Aim of the task — Identify each line containing the word "subtitle" and copy it.
=======
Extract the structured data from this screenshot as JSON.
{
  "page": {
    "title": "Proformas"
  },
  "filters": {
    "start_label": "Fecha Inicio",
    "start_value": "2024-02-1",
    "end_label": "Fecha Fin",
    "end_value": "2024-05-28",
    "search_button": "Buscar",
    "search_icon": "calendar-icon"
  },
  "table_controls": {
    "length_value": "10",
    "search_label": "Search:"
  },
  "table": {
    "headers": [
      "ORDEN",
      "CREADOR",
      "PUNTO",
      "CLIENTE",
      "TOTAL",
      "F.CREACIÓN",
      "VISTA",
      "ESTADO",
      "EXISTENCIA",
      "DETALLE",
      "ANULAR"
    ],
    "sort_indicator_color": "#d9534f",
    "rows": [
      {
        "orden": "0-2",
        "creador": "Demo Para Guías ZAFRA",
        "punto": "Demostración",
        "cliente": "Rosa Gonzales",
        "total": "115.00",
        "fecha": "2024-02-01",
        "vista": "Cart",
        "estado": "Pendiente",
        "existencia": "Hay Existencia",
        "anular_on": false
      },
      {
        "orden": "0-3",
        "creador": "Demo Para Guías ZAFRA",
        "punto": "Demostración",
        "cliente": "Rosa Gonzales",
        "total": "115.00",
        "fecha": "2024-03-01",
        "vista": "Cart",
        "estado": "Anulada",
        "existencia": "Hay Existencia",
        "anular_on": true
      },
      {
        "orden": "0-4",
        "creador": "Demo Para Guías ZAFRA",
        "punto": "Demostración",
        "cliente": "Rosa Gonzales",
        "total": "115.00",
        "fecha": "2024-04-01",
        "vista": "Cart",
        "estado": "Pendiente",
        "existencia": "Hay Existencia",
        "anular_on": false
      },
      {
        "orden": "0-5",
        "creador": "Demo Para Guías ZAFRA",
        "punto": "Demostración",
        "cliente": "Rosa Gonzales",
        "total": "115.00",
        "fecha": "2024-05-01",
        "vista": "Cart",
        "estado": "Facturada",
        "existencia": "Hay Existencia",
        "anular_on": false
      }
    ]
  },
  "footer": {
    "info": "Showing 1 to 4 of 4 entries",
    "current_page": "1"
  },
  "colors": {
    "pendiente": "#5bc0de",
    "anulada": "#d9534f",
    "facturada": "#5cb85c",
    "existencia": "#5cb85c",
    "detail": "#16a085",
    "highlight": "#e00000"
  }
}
=======
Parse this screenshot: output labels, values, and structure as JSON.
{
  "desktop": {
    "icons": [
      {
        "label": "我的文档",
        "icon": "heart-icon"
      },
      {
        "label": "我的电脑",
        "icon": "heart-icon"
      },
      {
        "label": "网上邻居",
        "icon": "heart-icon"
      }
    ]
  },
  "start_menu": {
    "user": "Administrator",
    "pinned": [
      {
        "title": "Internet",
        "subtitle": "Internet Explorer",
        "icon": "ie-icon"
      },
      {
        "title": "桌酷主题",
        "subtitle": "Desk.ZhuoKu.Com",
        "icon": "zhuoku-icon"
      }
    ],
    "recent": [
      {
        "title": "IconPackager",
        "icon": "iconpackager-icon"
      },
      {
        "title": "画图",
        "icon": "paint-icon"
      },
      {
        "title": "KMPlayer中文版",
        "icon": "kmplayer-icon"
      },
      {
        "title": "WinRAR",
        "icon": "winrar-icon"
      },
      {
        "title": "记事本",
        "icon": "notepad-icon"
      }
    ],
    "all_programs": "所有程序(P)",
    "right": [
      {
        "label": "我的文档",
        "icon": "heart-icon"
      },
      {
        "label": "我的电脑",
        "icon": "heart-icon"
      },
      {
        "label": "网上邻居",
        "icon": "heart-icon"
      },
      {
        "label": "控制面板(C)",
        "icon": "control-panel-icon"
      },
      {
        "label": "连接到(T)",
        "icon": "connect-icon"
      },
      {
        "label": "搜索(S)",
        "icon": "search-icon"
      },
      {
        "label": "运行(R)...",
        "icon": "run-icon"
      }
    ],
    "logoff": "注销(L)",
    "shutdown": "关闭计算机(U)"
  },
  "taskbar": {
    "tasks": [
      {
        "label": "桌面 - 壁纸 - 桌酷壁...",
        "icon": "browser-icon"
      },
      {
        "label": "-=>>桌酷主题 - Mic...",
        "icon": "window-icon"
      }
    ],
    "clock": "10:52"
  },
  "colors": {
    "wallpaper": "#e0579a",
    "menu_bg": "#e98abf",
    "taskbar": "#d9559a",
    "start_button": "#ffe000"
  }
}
=======
Response to the task —
        "subtitle": "Internet Explorer",
        "subtitle": "Desk.ZhuoKu.Com",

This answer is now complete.